- _Task to complete_: Copy every line of the following data that includes the string "automatic".

--- START Task material ---

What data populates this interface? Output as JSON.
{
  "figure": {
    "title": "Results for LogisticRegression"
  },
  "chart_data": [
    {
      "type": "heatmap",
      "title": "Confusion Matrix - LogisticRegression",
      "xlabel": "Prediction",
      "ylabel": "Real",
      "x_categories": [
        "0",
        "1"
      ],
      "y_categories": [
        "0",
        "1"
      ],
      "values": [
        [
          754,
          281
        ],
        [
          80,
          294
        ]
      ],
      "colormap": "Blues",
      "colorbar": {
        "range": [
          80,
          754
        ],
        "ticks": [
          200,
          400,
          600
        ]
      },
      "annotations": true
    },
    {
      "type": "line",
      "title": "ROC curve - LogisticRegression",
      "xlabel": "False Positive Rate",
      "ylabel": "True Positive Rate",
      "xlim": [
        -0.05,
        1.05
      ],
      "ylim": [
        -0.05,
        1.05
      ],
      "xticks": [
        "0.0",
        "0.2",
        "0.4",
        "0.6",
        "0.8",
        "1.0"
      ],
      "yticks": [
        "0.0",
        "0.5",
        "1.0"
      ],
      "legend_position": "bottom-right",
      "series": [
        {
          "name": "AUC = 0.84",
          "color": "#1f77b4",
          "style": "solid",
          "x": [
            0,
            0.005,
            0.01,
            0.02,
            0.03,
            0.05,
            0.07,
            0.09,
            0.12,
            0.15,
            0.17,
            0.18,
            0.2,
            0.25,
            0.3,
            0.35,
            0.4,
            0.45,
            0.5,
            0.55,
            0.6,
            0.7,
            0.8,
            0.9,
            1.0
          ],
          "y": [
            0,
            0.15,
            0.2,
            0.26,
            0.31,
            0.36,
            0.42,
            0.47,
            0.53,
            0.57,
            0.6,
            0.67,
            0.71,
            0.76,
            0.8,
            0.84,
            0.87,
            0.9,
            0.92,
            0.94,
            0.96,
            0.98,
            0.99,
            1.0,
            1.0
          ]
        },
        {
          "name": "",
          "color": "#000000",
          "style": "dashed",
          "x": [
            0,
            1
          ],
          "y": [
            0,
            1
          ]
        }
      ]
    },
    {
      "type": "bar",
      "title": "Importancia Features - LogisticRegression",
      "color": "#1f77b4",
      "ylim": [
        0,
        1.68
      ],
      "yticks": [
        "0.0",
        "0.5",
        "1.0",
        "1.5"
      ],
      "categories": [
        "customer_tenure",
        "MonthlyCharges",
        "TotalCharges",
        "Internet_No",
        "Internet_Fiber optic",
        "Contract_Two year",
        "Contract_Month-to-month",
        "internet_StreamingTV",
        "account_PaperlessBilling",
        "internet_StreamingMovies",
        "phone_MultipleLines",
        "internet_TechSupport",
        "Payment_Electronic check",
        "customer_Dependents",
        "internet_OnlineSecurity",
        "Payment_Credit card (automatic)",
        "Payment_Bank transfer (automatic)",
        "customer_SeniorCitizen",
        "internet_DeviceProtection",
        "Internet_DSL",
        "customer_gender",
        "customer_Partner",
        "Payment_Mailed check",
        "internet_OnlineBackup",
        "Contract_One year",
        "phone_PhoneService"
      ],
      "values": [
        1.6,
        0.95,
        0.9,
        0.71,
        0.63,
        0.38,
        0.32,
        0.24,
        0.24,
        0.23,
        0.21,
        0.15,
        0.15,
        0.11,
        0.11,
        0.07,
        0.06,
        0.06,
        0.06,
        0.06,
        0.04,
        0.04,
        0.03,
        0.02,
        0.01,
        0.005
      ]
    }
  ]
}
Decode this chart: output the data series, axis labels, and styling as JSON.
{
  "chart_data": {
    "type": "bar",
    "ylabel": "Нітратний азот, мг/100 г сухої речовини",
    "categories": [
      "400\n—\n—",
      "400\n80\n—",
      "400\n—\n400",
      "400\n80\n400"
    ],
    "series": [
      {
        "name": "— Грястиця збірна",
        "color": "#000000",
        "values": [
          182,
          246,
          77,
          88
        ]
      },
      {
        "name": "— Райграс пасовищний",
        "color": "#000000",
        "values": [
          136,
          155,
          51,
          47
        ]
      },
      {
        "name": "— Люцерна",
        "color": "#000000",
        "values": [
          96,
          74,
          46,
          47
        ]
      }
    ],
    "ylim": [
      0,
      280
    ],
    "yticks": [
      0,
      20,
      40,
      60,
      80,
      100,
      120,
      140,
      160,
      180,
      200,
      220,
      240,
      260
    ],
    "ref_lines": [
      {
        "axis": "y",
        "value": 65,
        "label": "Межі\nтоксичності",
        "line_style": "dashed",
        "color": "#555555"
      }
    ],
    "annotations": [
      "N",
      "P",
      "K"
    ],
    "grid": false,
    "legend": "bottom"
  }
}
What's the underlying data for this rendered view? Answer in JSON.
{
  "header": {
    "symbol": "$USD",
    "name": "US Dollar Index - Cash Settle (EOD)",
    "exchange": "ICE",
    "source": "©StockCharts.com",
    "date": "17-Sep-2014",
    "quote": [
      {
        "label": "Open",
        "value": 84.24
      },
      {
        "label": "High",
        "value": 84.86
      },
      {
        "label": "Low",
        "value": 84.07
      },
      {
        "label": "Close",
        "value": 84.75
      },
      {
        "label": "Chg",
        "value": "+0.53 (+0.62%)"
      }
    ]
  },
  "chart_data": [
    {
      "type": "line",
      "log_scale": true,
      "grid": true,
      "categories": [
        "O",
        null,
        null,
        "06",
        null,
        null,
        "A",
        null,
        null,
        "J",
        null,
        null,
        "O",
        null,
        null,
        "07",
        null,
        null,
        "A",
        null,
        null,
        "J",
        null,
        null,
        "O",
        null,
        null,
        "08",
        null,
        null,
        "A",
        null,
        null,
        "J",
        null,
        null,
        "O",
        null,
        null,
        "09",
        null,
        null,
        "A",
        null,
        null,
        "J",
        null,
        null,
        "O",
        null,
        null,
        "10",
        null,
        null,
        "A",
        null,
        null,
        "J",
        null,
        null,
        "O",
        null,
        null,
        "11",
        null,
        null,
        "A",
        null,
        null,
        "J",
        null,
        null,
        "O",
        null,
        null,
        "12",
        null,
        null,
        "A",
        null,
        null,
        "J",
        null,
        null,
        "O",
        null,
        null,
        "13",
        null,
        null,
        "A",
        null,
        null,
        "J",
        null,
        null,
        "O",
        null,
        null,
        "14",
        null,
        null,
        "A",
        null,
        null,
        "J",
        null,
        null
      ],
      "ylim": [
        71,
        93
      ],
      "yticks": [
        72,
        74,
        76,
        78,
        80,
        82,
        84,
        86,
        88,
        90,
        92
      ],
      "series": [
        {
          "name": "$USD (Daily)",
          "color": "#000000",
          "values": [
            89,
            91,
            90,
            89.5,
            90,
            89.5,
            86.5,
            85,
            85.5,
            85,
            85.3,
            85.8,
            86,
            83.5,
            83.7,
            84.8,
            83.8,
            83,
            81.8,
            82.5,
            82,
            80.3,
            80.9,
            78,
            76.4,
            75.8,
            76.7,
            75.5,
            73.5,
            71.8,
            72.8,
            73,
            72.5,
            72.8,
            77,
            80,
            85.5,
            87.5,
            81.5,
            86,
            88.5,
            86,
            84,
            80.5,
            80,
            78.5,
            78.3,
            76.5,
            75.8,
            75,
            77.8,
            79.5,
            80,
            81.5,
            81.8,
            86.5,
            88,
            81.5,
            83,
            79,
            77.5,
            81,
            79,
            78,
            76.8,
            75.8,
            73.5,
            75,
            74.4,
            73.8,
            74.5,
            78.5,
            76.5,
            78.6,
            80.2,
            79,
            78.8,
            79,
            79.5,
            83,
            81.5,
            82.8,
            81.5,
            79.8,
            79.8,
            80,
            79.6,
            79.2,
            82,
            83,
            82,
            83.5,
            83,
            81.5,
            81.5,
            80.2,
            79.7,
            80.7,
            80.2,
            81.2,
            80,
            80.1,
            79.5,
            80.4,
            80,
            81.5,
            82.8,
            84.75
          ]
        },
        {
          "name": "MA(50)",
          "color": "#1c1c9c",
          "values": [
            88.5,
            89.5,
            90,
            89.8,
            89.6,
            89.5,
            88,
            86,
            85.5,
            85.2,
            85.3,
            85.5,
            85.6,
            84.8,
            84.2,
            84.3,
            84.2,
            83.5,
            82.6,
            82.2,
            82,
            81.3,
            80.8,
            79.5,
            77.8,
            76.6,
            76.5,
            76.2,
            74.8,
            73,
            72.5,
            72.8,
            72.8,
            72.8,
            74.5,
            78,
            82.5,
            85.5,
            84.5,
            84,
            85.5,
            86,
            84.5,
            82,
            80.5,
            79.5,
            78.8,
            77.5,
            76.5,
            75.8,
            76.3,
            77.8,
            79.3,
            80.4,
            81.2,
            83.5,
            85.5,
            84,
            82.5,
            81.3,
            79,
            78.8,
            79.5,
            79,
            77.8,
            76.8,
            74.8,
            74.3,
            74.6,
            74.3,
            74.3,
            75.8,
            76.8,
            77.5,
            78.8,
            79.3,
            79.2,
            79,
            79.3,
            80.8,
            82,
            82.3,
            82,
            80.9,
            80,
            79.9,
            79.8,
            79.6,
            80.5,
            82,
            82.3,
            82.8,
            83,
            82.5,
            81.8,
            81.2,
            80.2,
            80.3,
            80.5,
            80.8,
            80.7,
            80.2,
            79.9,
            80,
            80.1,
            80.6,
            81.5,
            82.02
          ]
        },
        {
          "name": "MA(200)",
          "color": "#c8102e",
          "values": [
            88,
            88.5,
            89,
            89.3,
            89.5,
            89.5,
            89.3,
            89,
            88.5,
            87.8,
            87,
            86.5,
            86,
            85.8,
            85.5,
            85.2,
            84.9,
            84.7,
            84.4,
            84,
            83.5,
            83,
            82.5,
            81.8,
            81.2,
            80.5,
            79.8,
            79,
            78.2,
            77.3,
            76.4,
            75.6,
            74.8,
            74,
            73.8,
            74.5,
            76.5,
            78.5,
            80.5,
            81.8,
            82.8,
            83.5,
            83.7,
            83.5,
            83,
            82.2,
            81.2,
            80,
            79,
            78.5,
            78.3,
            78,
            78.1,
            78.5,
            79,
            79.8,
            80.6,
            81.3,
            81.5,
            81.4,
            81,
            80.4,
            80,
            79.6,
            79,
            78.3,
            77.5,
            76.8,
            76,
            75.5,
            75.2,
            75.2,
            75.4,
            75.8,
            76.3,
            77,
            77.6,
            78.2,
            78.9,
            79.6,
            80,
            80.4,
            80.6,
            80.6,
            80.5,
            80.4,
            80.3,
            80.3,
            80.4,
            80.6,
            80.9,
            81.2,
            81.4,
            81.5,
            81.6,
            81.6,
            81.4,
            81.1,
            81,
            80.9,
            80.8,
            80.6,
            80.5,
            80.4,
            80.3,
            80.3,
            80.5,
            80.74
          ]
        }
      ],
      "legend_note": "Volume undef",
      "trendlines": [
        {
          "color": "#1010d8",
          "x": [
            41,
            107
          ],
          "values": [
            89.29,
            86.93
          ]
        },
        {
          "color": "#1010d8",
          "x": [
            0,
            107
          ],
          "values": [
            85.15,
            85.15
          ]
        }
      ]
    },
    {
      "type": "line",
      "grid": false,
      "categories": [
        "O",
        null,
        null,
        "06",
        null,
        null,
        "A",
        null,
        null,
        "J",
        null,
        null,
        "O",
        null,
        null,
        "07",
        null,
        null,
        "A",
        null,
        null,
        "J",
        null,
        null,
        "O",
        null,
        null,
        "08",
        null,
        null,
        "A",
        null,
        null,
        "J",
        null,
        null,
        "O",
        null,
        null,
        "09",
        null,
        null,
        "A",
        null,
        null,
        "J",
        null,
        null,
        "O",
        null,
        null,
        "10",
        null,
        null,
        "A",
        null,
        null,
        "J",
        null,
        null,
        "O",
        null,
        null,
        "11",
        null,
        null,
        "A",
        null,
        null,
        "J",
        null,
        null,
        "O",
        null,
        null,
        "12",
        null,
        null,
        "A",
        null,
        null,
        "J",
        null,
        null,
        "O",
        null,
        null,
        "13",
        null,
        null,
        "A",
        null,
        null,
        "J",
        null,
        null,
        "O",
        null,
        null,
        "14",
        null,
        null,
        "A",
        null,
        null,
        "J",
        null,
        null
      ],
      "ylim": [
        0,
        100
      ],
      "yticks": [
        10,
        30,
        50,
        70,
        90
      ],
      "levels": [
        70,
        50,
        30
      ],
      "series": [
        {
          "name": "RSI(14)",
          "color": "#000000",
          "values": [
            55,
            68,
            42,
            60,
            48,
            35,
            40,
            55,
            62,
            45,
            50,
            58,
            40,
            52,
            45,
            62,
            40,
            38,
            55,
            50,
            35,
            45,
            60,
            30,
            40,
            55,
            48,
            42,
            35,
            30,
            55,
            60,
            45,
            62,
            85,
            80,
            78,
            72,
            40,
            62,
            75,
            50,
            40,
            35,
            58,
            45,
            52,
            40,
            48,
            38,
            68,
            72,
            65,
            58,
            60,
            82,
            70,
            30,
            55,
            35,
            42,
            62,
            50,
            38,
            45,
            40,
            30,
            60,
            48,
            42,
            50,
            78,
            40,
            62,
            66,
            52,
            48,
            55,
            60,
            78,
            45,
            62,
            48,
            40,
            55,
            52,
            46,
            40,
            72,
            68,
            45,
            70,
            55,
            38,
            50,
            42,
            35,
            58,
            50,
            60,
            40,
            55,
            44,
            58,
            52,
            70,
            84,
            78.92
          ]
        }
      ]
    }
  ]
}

--- END Task material ---

- _Written reply_:
        "Payment_Credit card (automatic)",
        "Payment_Bank transfer (automatic)",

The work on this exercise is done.